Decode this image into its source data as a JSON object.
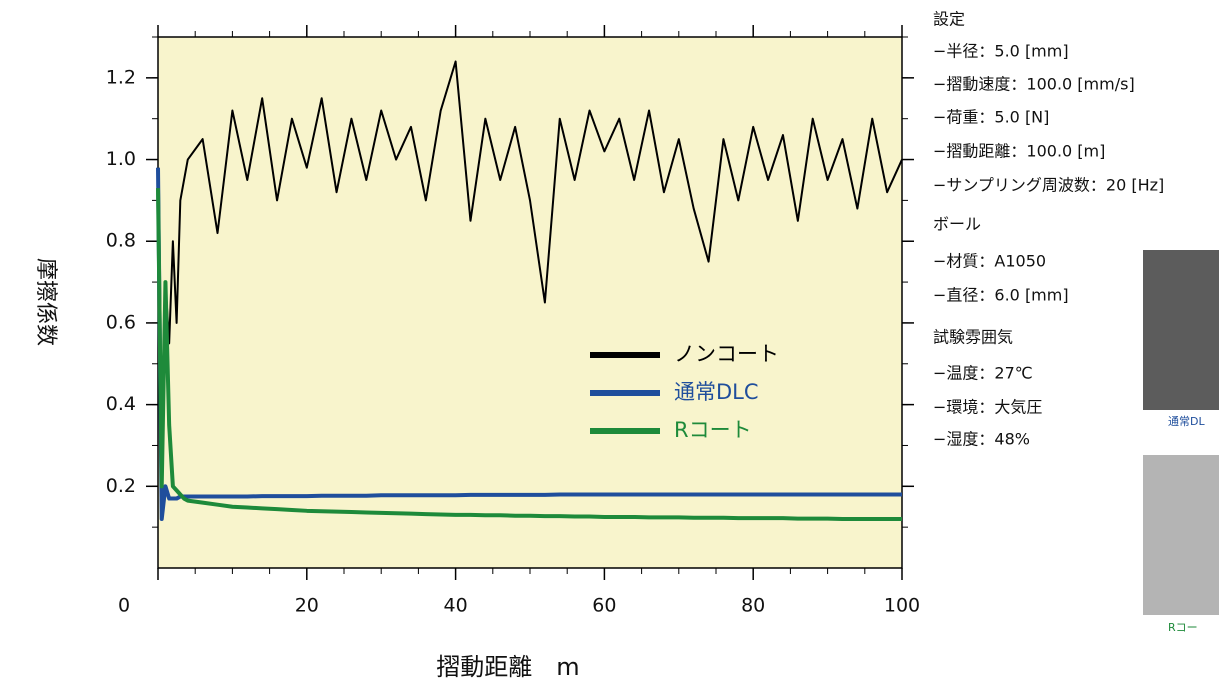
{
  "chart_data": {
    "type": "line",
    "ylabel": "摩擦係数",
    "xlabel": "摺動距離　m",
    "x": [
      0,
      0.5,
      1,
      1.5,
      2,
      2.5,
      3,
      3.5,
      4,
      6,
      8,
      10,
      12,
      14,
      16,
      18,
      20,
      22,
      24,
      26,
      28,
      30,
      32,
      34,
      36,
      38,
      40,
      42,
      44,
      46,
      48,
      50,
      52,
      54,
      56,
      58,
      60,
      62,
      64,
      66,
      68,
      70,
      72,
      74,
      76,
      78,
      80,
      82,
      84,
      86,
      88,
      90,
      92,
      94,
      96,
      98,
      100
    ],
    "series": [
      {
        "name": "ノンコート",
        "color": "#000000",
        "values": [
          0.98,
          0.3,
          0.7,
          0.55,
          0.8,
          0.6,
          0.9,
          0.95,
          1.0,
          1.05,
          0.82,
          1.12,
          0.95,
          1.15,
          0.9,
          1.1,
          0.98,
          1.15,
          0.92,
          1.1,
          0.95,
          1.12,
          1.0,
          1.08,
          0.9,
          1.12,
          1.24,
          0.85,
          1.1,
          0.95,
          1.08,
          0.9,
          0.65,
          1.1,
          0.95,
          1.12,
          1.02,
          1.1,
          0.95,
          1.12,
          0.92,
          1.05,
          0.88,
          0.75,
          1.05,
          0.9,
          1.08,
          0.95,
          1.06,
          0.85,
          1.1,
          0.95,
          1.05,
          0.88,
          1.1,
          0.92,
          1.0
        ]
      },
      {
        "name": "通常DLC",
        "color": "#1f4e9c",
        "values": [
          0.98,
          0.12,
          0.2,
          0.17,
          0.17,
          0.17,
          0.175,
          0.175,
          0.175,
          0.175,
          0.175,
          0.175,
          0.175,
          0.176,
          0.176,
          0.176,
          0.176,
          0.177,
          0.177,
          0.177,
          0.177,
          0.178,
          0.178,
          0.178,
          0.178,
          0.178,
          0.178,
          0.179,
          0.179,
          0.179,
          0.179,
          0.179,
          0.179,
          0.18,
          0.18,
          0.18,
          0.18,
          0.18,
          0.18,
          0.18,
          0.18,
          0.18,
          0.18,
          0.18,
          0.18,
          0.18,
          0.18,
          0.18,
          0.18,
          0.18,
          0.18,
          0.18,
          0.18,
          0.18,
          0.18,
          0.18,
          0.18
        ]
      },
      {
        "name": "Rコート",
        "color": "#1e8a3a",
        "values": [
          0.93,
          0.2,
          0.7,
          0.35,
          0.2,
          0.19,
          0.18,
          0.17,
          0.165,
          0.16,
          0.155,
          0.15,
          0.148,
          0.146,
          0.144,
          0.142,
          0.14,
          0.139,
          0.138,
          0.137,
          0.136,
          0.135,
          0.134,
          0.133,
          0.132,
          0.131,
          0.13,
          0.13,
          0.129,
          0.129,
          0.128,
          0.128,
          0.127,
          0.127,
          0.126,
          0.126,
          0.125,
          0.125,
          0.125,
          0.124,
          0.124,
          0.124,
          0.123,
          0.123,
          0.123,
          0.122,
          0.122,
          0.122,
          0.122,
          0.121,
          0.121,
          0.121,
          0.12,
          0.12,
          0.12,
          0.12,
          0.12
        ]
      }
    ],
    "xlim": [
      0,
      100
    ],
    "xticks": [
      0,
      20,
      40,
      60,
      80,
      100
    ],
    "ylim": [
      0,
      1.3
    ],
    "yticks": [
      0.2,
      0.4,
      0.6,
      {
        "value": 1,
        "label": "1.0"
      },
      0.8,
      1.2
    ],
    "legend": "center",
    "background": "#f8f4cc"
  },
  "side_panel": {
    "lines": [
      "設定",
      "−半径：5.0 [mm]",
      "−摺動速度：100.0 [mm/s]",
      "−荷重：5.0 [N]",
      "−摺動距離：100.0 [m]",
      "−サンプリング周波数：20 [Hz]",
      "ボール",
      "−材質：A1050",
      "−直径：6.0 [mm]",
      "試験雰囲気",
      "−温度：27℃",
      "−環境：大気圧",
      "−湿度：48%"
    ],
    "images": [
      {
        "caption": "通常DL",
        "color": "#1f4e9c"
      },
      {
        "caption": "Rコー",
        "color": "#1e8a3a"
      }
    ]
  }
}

* [Task directions]:
Write the material out again exactly as it appears, dropping the pictures.

* [Task output]:
Decode this image into its source data as a JSON object.
{
  "chart_data": {
    "type": "line",
    "ylabel": "摩擦係数",
    "xlabel": "摺動距離　m",
    "x": [
      0,
      0.5,
      1,
      1.5,
      2,
      2.5,
      3,
      3.5,
      4,
      6,
      8,
      10,
      12,
      14,
      16,
      18,
      20,
      22,
      24,
      26,
      28,
      30,
      32,
      34,
      36,
      38,
      40,
      42,
      44,
      46,
      48,
      50,
      52,
      54,
      56,
      58,
      60,
      62,
      64,
      66,
      68,
      70,
      72,
      74,
      76,
      78,
      80,
      82,
      84,
      86,
      88,
      90,
      92,
      94,
      96,
      98,
      100
    ],
    "series": [
      {
        "name": "ノンコート",
        "color": "#000000",
        "values": [
          0.98,
          0.3,
          0.7,
          0.55,
          0.8,
          0.6,
          0.9,
          0.95,
          1.0,
          1.05,
          0.82,
          1.12,
          0.95,
          1.15,
          0.9,
          1.1,
          0.98,
          1.15,
          0.92,
          1.1,
          0.95,
          1.12,
          1.0,
          1.08,
          0.9,
          1.12,
          1.24,
          0.85,
          1.1,
          0.95,
          1.08,
          0.9,
          0.65,
          1.1,
          0.95,
          1.12,
          1.02,
          1.1,
          0.95,
          1.12,
          0.92,
          1.05,
          0.88,
          0.75,
          1.05,
          0.9,
          1.08,
          0.95,
          1.06,
          0.85,
          1.1,
          0.95,
          1.05,
          0.88,
          1.1,
          0.92,
          1.0
        ]
      },
      {
        "name": "通常DLC",
        "color": "#1f4e9c",
        "values": [
          0.98,
          0.12,
          0.2,
          0.17,
          0.17,
          0.17,
          0.175,
          0.175,
          0.175,
          0.175,
          0.175,
          0.175,
          0.175,
          0.176,
          0.176,
          0.176,
          0.176,
          0.177,
          0.177,
          0.177,
          0.177,
          0.178,
          0.178,
          0.178,
          0.178,
          0.178,
          0.178,
          0.179,
          0.179,
          0.179,
          0.179,
          0.179,
          0.179,
          0.18,
          0.18,
          0.18,
          0.18,
          0.18,
          0.18,
          0.18,
          0.18,
          0.18,
          0.18,
          0.18,
          0.18,
          0.18,
          0.18,
          0.18,
          0.18,
          0.18,
          0.18,
          0.18,
          0.18,
          0.18,
          0.18,
          0.18,
          0.18
        ]
      },
      {
        "name": "Rコート",
        "color": "#1e8a3a",
        "values": [
          0.93,
          0.2,
          0.7,
          0.35,
          0.2,
          0.19,
          0.18,
          0.17,
          0.165,
          0.16,
          0.155,
          0.15,
          0.148,
          0.146,
          0.144,
          0.142,
          0.14,
          0.139,
          0.138,
          0.137,
          0.136,
          0.135,
          0.134,
          0.133,
          0.132,
          0.131,
          0.13,
          0.13,
          0.129,
          0.129,
          0.128,
          0.128,
          0.127,
          0.127,
          0.126,
          0.126,
          0.125,
          0.125,
          0.125,
          0.124,
          0.124,
          0.124,
          0.123,
          0.123,
          0.123,
          0.122,
          0.122,
          0.122,
          0.122,
          0.121,
          0.121,
          0.121,
          0.12,
          0.12,
          0.12,
          0.12,
          0.12
        ]
      }
    ],
    "xlim": [
      0,
      100
    ],
    "xticks": [
      0,
      20,
      40,
      60,
      80,
      100
    ],
    "ylim": [
      0,
      1.3
    ],
    "yticks": [
      0.2,
      0.4,
      0.6,
      {
        "value": 1,
        "label": "1.0"
      },
      0.8,
      1.2
    ],
    "legend": "center",
    "background": "#f8f4cc"
  },
  "side_panel": {
    "lines": [
      "設定",
      "−半径：5.0 [mm]",
      "−摺動速度：100.0 [mm/s]",
      "−荷重：5.0 [N]",
      "−摺動距離：100.0 [m]",
      "−サンプリング周波数：20 [Hz]",
      "ボール",
      "−材質：A1050",
      "−直径：6.0 [mm]",
      "試験雰囲気",
      "−温度：27℃",
      "−環境：大気圧",
      "−湿度：48%"
    ],
    "images": [
      {
        "caption": "通常DL",
        "color": "#1f4e9c"
      },
      {
        "caption": "Rコー",
        "color": "#1e8a3a"
      }
    ]
  }
}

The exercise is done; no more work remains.